(What to work on): Copy out the lines of the records, from the very first line through the line that contains "table-row: tcp 19211 正常 [355, 516, 1042, 585]", both included, exactly as they appear.

::: Supplied data :::

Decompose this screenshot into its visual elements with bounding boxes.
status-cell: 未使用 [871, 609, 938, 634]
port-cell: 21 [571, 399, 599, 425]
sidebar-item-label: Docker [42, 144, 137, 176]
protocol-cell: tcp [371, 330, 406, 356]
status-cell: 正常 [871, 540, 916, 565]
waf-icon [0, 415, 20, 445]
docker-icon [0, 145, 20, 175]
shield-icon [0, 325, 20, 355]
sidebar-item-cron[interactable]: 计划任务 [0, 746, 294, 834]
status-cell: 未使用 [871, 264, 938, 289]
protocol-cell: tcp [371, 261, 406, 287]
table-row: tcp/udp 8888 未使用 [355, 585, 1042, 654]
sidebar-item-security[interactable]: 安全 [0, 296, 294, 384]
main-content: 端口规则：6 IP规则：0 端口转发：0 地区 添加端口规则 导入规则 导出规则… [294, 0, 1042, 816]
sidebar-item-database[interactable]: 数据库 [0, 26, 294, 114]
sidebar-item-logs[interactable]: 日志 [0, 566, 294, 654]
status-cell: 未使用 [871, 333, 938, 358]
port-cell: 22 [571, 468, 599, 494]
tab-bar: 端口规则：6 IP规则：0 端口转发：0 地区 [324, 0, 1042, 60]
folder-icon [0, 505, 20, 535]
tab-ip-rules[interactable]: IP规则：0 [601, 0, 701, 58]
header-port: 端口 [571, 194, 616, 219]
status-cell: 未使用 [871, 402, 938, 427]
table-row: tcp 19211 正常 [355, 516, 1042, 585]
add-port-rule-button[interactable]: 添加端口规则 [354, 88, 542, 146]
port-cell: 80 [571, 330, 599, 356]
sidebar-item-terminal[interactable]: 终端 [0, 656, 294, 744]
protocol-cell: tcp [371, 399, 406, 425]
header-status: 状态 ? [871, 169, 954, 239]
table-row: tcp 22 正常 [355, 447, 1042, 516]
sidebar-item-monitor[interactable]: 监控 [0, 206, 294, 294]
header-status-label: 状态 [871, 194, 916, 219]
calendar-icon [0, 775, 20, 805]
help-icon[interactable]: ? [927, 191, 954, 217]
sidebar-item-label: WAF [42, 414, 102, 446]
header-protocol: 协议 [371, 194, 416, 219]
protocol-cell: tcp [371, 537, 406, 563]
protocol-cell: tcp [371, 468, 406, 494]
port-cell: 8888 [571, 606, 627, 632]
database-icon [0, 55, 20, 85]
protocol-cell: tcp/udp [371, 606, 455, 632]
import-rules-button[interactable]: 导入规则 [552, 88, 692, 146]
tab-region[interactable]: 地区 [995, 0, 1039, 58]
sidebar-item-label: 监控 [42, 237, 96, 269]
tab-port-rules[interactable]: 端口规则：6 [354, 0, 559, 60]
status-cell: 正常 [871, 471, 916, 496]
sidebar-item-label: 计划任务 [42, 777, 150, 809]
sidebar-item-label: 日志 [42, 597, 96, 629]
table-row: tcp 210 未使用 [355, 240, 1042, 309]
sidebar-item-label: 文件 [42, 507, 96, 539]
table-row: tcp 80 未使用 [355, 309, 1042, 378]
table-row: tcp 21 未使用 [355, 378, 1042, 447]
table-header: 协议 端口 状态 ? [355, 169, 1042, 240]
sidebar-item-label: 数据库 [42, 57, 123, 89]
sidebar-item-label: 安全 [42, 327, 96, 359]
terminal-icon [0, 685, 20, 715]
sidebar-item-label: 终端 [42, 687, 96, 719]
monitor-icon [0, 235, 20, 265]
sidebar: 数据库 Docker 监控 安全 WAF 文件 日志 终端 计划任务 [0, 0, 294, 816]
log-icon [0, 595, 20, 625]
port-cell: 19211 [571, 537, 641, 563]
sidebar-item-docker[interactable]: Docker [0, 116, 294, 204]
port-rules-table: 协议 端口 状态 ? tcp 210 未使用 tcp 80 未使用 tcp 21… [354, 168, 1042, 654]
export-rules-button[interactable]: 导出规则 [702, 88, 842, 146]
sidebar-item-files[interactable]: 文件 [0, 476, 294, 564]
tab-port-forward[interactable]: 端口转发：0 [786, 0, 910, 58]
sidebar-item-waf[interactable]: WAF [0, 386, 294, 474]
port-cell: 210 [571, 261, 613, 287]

:::

(Written solution):
Decompose this screenshot into its visual elements with bounding boxes.
status-cell: 未使用 [871, 609, 938, 634]
port-cell: 21 [571, 399, 599, 425]
sidebar-item-label: Docker [42, 144, 137, 176]
protocol-cell: tcp [371, 330, 406, 356]
status-cell: 正常 [871, 540, 916, 565]
waf-icon [0, 415, 20, 445]
docker-icon [0, 145, 20, 175]
shield-icon [0, 325, 20, 355]
sidebar-item-cron[interactable]: 计划任务 [0, 746, 294, 834]
status-cell: 未使用 [871, 264, 938, 289]
protocol-cell: tcp [371, 261, 406, 287]
table-row: tcp/udp 8888 未使用 [355, 585, 1042, 654]
sidebar-item-security[interactable]: 安全 [0, 296, 294, 384]
main-content: 端口规则：6 IP规则：0 端口转发：0 地区 添加端口规则 导入规则 导出规则… [294, 0, 1042, 816]
sidebar-item-database[interactable]: 数据库 [0, 26, 294, 114]
sidebar-item-logs[interactable]: 日志 [0, 566, 294, 654]
status-cell: 未使用 [871, 333, 938, 358]
port-cell: 22 [571, 468, 599, 494]
tab-bar: 端口规则：6 IP规则：0 端口转发：0 地区 [324, 0, 1042, 60]
folder-icon [0, 505, 20, 535]
tab-ip-rules[interactable]: IP规则：0 [601, 0, 701, 58]
header-port: 端口 [571, 194, 616, 219]
status-cell: 未使用 [871, 402, 938, 427]
table-row: tcp 19211 正常 [355, 516, 1042, 585]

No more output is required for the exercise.